# [DATA TO USE]
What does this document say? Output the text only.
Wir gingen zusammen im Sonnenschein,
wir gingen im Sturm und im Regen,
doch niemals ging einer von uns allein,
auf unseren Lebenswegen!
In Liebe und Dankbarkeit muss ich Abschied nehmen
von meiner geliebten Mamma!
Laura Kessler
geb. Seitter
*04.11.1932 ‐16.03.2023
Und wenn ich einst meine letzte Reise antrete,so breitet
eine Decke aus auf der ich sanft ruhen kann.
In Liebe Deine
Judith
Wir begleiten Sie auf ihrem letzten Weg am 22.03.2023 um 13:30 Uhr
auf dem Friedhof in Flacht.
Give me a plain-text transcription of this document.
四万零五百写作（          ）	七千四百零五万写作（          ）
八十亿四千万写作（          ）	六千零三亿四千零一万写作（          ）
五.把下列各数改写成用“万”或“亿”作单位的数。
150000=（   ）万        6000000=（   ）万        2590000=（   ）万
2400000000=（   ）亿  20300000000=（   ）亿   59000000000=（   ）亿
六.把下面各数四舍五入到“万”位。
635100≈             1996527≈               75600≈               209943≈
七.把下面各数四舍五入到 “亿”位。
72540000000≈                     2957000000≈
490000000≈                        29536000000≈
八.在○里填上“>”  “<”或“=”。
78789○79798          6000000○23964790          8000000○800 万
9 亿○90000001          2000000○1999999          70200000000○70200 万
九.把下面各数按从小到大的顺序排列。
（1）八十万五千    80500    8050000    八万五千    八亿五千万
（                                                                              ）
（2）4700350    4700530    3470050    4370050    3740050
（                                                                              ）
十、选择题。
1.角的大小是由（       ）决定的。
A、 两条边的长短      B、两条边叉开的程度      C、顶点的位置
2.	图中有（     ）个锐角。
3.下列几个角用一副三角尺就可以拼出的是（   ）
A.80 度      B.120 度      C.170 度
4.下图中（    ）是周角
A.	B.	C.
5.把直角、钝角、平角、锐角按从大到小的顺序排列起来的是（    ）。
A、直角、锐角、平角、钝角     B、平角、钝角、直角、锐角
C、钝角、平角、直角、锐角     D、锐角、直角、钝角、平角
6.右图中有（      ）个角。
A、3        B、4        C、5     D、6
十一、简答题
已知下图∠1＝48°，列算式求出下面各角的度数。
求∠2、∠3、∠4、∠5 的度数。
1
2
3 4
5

# [EXERCISE DESCRIPTION]
Extract all of the data exactly as written.

# [ANSWER TO THE EXERCISE]
What does this document say? Output the text only.
Wir gingen zusammen im Sonnenschein,
wir gingen im Sturm und im Regen,
doch niemals ging einer von uns allein,
auf unseren Lebenswegen!
In Liebe und Dankbarkeit muss ich Abschied nehmen
von meiner geliebten Mamma!
Laura Kessler
geb. Seitter
*04.11.1932 ‐16.03.2023
Und wenn ich einst meine letzte Reise antrete,so breitet
eine Decke aus auf der ich sanft ruhen kann.
In Liebe Deine
Judith
Wir begleiten Sie auf ihrem letzten Weg am 22.03.2023 um 13:30 Uhr
auf dem Friedhof in Flacht.
Give me a plain-text transcription of this document.
四万零五百写作（          ）	七千四百零五万写作（          ）
八十亿四千万写作（          ）	六千零三亿四千零一万写作（          ）
五.把下列各数改写成用“万”或“亿”作单位的数。
150000=（   ）万        6000000=（   ）万        2590000=（   ）万
2400000000=（   ）亿  20300000000=（   ）亿   59000000000=（   ）亿
六.把下面各数四舍五入到“万”位。
635100≈             1996527≈               75600≈               209943≈
七.把下面各数四舍五入到 “亿”位。
72540000000≈                     2957000000≈
490000000≈                        29536000000≈
八.在○里填上“>”  “<”或“=”。
78789○79798          6000000○23964790          8000000○800 万
9 亿○90000001          2000000○1999999          70200000000○70200 万
九.把下面各数按从小到大的顺序排列。
（1）八十万五千    80500    8050000    八万五千    八亿五千万
（                                                                              ）
（2）4700350    4700530    3470050    4370050    3740050
（                                                                              ）
十、选择题。
1.角的大小是由（       ）决定的。
A、 两条边的长短      B、两条边叉开的程度      C、顶点的位置
2.	图中有（     ）个锐角。
3.下列几个角用一副三角尺就可以拼出的是（   ）
A.80 度      B.120 度      C.170 度
4.下图中（    ）是周角
A.	B.	C.
5.把直角、钝角、平角、锐角按从大到小的顺序排列起来的是（    ）。
A、直角、锐角、平角、钝角     B、平角、钝角、直角、锐角
C、钝角、平角、直角、锐角     D、锐角、直角、钝角、平角
6.右图中有（      ）个角。
A、3        B、4        C、5     D、6
十一、简答题
已知下图∠1＝48°，列算式求出下面各角的度数。
求∠2、∠3、∠4、∠5 的度数。
1
2
3 4
5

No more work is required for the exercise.